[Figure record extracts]
%%

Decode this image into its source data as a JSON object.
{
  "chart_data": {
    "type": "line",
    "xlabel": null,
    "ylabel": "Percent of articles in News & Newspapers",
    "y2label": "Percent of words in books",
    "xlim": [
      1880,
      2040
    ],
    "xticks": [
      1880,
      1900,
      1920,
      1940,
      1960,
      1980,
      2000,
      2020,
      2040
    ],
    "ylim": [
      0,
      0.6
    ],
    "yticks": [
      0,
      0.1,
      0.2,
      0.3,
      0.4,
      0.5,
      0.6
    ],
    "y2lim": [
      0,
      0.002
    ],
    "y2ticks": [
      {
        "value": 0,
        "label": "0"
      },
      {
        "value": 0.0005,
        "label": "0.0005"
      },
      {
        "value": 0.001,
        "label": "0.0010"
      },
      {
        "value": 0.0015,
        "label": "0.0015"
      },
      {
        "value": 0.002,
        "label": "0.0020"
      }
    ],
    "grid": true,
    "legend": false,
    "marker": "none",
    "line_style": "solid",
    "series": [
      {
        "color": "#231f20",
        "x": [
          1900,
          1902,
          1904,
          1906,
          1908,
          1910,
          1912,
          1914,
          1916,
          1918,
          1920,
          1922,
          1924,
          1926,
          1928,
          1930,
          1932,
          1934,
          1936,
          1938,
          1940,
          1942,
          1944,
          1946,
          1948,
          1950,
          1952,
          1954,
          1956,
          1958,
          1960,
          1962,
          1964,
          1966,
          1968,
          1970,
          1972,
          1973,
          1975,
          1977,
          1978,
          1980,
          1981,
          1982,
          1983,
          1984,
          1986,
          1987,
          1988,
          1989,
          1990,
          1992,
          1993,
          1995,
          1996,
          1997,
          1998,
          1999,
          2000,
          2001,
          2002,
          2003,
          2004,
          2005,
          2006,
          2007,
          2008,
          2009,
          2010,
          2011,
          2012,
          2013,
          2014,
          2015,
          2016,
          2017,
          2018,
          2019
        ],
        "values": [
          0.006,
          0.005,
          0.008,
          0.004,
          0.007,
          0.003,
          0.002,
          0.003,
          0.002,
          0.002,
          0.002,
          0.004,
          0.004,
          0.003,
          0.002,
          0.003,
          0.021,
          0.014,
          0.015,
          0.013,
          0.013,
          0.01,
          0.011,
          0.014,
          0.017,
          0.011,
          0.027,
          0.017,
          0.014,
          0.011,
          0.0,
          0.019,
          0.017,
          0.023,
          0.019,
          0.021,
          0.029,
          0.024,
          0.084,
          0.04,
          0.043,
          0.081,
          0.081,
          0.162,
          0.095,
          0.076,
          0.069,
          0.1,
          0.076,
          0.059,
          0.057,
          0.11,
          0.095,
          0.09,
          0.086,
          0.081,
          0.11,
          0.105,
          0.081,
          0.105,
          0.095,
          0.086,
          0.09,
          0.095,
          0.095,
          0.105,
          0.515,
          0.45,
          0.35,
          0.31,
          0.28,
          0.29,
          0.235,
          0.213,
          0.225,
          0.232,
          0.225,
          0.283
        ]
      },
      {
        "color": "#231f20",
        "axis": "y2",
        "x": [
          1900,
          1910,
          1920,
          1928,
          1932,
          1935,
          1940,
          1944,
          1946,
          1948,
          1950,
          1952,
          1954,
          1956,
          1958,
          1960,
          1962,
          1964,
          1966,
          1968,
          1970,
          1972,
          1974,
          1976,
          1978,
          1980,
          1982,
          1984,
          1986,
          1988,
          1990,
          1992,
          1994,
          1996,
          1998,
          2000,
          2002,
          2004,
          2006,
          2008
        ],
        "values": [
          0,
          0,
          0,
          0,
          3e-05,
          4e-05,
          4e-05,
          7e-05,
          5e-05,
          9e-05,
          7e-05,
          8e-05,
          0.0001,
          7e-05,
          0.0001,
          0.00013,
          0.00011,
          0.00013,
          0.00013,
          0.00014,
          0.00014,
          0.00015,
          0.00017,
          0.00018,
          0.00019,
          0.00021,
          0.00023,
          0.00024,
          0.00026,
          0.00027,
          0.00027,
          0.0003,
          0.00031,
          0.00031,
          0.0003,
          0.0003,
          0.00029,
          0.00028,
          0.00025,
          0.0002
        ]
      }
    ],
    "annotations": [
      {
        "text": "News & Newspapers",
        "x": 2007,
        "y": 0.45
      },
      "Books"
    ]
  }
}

%%

* **THE TASK**
Go through the entries and repeat each one exactly.

* **TASK RESULT**
Decode this image into its source data as a JSON object.
{
  "chart_data": {
    "type": "line",
    "xlabel": null,
    "ylabel": "Percent of articles in News & Newspapers",
    "y2label": "Percent of words in books",
    "xlim": [
      1880,
      2040
    ],
    "xticks": [
      1880,
      1900,
      1920,
      1940,
      1960,
      1980,
      2000,
      2020,
      2040
    ],
    "ylim": [
      0,
      0.6
    ],
    "yticks": [
      0,
      0.1,
      0.2,
      0.3,
      0.4,
      0.5,
      0.6
    ],
    "y2lim": [
      0,
      0.002
    ],
    "y2ticks": [
      {
        "value": 0,
        "label": "0"
      },
      {
        "value": 0.0005,
        "label": "0.0005"
      },
      {
        "value": 0.001,
        "label": "0.0010"
      },
      {
        "value": 0.0015,
        "label": "0.0015"
      },
      {
        "value": 0.002,
        "label": "0.0020"
      }
    ],
    "grid": true,
    "legend": false,
    "marker": "none",
    "line_style": "solid",
    "series": [
      {
        "color": "#231f20",
        "x": [
          1900,
          1902,
          1904,
          1906,
          1908,
          1910,
          1912,
          1914,
          1916,
          1918,
          1920,
          1922,
          1924,
          1926,
          1928,
          1930,
          1932,
          1934,
          1936,
          1938,
          1940,
          1942,
          1944,
          1946,
          1948,
          1950,
          1952,
          1954,
          1956,
          1958,
          1960,
          1962,
          1964,
          1966,
          1968,
          1970,
          1972,
          1973,
          1975,
          1977,
          1978,
          1980,
          1981,
          1982,
          1983,
          1984,
          1986,
          1987,
          1988,
          1989,
          1990,
          1992,
          1993,
          1995,
          1996,
          1997,
          1998,
          1999,
          2000,
          2001,
          2002,
          2003,
          2004,
          2005,
          2006,
          2007,
          2008,
          2009,
          2010,
          2011,
          2012,
          2013,
          2014,
          2015,
          2016,
          2017,
          2018,
          2019
        ],
        "values": [
          0.006,
          0.005,
          0.008,
          0.004,
          0.007,
          0.003,
          0.002,
          0.003,
          0.002,
          0.002,
          0.002,
          0.004,
          0.004,
          0.003,
          0.002,
          0.003,
          0.021,
          0.014,
          0.015,
          0.013,
          0.013,
          0.01,
          0.011,
          0.014,
          0.017,
          0.011,
          0.027,
          0.017,
          0.014,
          0.011,
          0.0,
          0.019,
          0.017,
          0.023,
          0.019,
          0.021,
          0.029,
          0.024,
          0.084,
          0.04,
          0.043,
          0.081,
          0.081,
          0.162,
          0.095,
          0.076,
          0.069,
          0.1,
          0.076,
          0.059,
          0.057,
          0.11,
          0.095,
          0.09,
          0.086,
          0.081,
          0.11,
          0.105,
          0.081,
          0.105,
          0.095,
          0.086,
          0.09,
          0.095,
          0.095,
          0.105,
          0.515,
          0.45,
          0.35,
          0.31,
          0.28,
          0.29,
          0.235,
          0.213,
          0.225,
          0.232,
          0.225,
          0.283
        ]
      },
      {
        "color": "#231f20",
        "axis": "y2",
        "x": [
          1900,
          1910,
          1920,
          1928,
          1932,
          1935,
          1940,
          1944,
          1946,
          1948,
          1950,
          1952,
          1954,
          1956,
          1958,
          1960,
          1962,
          1964,
          1966,
          1968,
          1970,
          1972,
          1974,
          1976,
          1978,
          1980,
          1982,
          1984,
          1986,
          1988,
          1990,
          1992,
          1994,
          1996,
          1998,
          2000,
          2002,
          2004,
          2006,
          2008
        ],
        "values": [
          0,
          0,
          0,
          0,
          3e-05,
          4e-05,
          4e-05,
          7e-05,
          5e-05,
          9e-05,
          7e-05,
          8e-05,
          0.0001,
          7e-05,
          0.0001,
          0.00013,
          0.00011,
          0.00013,
          0.00013,
          0.00014,
          0.00014,
          0.00015,
          0.00017,
          0.00018,
          0.00019,
          0.00021,
          0.00023,
          0.00024,
          0.00026,
          0.00027,
          0.00027,
          0.0003,
          0.00031,
          0.00031,
          0.0003,
          0.0003,
          0.00029,
          0.00028,
          0.00025,
          0.0002
        ]
      }
    ],
    "annotations": [
      {
        "text": "News & Newspapers",
        "x": 2007,
        "y": 0.45
      },
      "Books"
    ]
  }
}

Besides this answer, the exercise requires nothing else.